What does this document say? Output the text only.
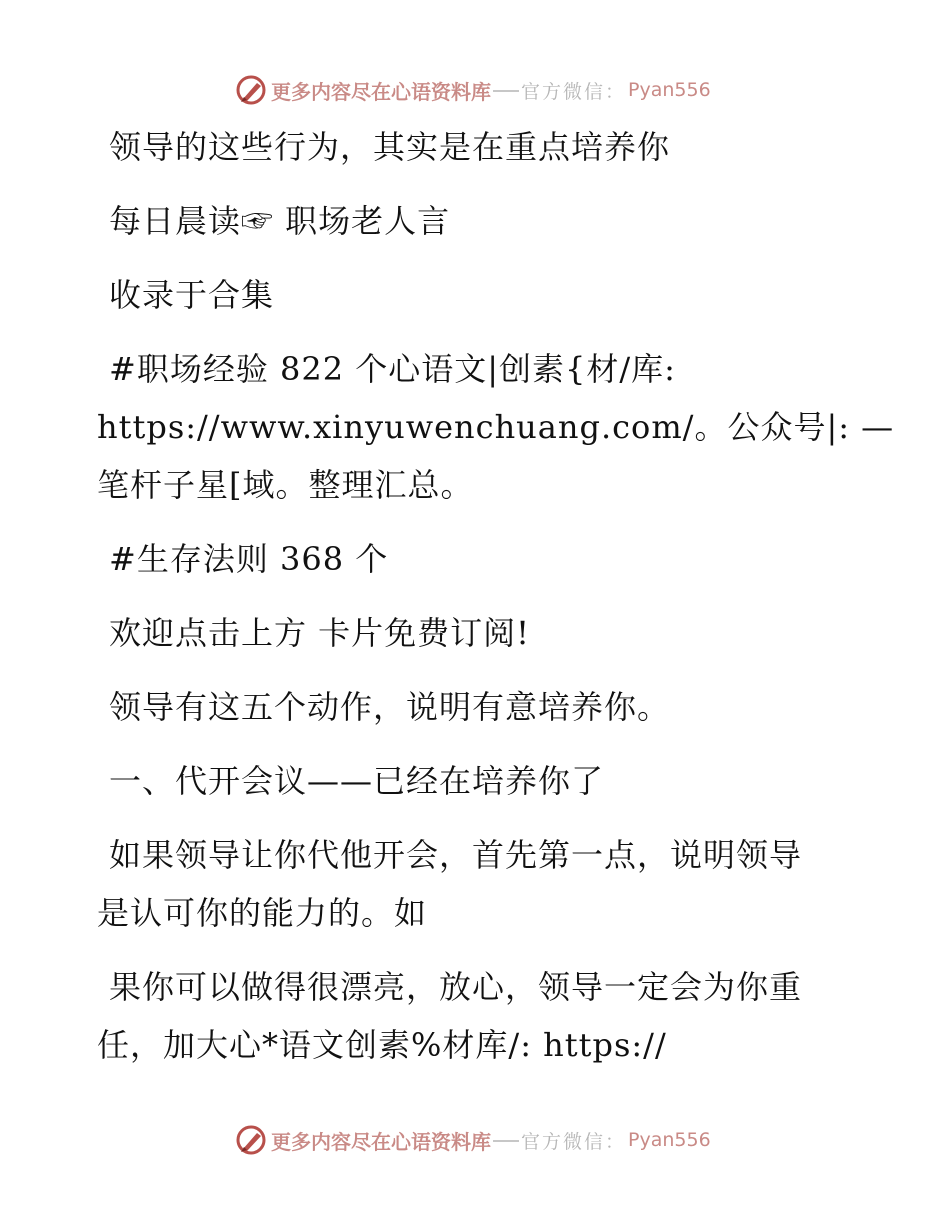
更多内容尽在心语资料库 官方微信： Pyan556

领导的这些行为，其实是在重点培养你

每日晨读☞ 职场老人言

收录于合集

#职场经验 822 个心语文|创素{材/库:

https://www.xinyuwenchuang.com/。公众号|: —

笔杆子星[域。整理汇总。

#生存法则 368 个

欢迎点击上方 卡片免费订阅!

领导有这五个动作，说明有意培养你。

一、代开会议——已经在培养你了

如果领导让你代他开会，首先第一点，说明领导

是认可你的能力的。如

果你可以做得很漂亮，放心，领导一定会为你重

任，加大心*语文创素%材库/: https://

更多内容尽在心语资料库 官方微信： Pyan556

* Given exercise: Output the data above without changes, apart from leaving out the pictures.

* Task answer:
What does this document say? Output the text only.
更多内容尽在心语资料库 官方微信： Pyan556

领导的这些行为，其实是在重点培养你

每日晨读☞ 职场老人言

收录于合集

#职场经验 822 个心语文|创素{材/库:

https://www.xinyuwenchuang.com/。公众号|: —

笔杆子星[域。整理汇总。

#生存法则 368 个

欢迎点击上方 卡片免费订阅!

领导有这五个动作，说明有意培养你。

一、代开会议——已经在培养你了

如果领导让你代他开会，首先第一点，说明领导

是认可你的能力的。如

果你可以做得很漂亮，放心，领导一定会为你重

任，加大心*语文创素%材库/: https://

更多内容尽在心语资料库 官方微信： Pyan556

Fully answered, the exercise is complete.